━━ Fragmento de lectura

Éste fue el primer servicio mesiánico de Jesús, que no vino a juzgar, sino a curar (acompañar) a los enfermos. No vino a condenar, sino a perdonar. Por eso, su signo preferido fue y sigue siendo la sanación: acompañar al ser humano, ayudándole a que viva. La sociedad racional moderna, con su medicina científica, ha curado y cura muchas enfermedades, y su aportación resulta imprescindible, pero ella corre el riesgo de olvidar a los problemas más hondos de la vida, creando además nuevas dolencias y marginaciones. En contra de eso, Jesús ha establecido un movimiento de inversión mesiánica en cuyo corazón emergen como privilegiados precisamente aquellos que no son rentables, de manera que debemos pasar del principio-rentabilidad al principio-gratuidad, pues los primeros (privilegiados) de Dios son precisamente los enfermos.

━━━━
━━ Datos guardados

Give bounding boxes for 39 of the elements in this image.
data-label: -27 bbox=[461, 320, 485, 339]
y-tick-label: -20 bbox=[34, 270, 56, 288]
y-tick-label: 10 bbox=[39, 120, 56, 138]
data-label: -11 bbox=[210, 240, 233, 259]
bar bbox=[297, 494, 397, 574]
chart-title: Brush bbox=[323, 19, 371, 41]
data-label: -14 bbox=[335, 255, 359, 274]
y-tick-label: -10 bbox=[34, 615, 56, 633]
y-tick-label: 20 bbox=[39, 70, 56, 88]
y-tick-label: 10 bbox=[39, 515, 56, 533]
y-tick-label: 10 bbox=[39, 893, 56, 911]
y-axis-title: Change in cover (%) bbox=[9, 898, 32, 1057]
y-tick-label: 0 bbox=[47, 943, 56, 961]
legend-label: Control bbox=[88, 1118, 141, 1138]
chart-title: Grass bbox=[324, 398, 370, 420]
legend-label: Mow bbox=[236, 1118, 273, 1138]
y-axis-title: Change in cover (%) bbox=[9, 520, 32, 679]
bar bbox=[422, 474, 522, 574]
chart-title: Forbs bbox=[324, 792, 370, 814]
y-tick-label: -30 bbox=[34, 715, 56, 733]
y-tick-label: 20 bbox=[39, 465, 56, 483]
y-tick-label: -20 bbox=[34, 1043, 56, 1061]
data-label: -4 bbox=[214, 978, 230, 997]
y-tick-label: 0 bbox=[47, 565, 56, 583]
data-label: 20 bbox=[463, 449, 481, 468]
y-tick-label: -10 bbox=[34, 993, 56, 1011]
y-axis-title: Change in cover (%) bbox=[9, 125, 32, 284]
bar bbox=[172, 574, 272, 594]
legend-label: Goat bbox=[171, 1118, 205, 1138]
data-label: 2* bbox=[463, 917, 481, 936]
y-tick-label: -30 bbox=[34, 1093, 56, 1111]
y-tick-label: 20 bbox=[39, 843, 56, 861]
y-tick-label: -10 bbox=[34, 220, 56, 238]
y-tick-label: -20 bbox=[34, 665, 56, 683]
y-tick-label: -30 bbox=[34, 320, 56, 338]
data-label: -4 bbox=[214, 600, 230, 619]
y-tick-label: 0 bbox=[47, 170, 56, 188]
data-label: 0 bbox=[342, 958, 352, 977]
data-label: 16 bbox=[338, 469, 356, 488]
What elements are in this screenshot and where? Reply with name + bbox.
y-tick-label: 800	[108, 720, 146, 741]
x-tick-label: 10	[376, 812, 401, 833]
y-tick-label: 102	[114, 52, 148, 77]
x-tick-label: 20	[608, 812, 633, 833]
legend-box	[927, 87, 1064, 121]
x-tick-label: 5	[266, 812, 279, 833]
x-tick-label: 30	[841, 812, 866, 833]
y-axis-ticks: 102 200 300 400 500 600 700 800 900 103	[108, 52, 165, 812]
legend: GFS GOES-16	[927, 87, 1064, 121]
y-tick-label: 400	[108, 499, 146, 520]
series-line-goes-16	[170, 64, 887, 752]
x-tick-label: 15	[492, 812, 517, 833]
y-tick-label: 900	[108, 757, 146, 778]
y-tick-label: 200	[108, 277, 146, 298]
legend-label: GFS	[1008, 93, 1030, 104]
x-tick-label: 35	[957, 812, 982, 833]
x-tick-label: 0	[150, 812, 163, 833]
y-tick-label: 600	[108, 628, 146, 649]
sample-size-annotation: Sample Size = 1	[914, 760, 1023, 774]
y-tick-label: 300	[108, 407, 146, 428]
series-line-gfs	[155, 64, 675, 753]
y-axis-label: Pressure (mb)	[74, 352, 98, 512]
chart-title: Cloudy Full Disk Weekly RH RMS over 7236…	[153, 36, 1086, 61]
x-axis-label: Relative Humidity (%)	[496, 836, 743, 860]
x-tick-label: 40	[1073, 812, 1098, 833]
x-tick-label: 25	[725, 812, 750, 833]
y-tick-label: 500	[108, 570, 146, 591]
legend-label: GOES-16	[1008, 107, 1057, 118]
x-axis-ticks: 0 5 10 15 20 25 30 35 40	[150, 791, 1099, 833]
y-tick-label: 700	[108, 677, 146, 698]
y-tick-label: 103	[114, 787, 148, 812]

━━━━

Reproduce el fragmento sobre el servicio mesiánico de Jesús, empezando por "Éste fue el" y siguiendo hasta "precisamente los enfermos.", y renombra "enfermos" como "dolientes". El listado no es necesario para resolver la actividad.

Éste fue el primer servicio mesiánico de Jesús, que no vino a juzgar, sino a curar (acompañar) a los dolientes. No vino a condenar, sino a perdonar. Por eso, su signo preferido fue y sigue siendo la sanación: acompañar al ser humano, ayudándole a que viva. La sociedad racional moderna, con su medicina científica, ha curado y cura muchas enfermedades, y su aportación resulta imprescindible, pero ella corre el riesgo de olvidar a los problemas más hondos de la vida, creando además nuevas dolencias y marginaciones. En contra de eso, Jesús ha establecido un movimiento de inversión mesiánica en cuyo corazón emergen como privilegiados precisamente aquellos que no son rentables, de manera que debemos pasar del principio-rentabilidad al principio-gratuidad, pues los primeros (privilegiados) de Dios son precisamente los dolientes.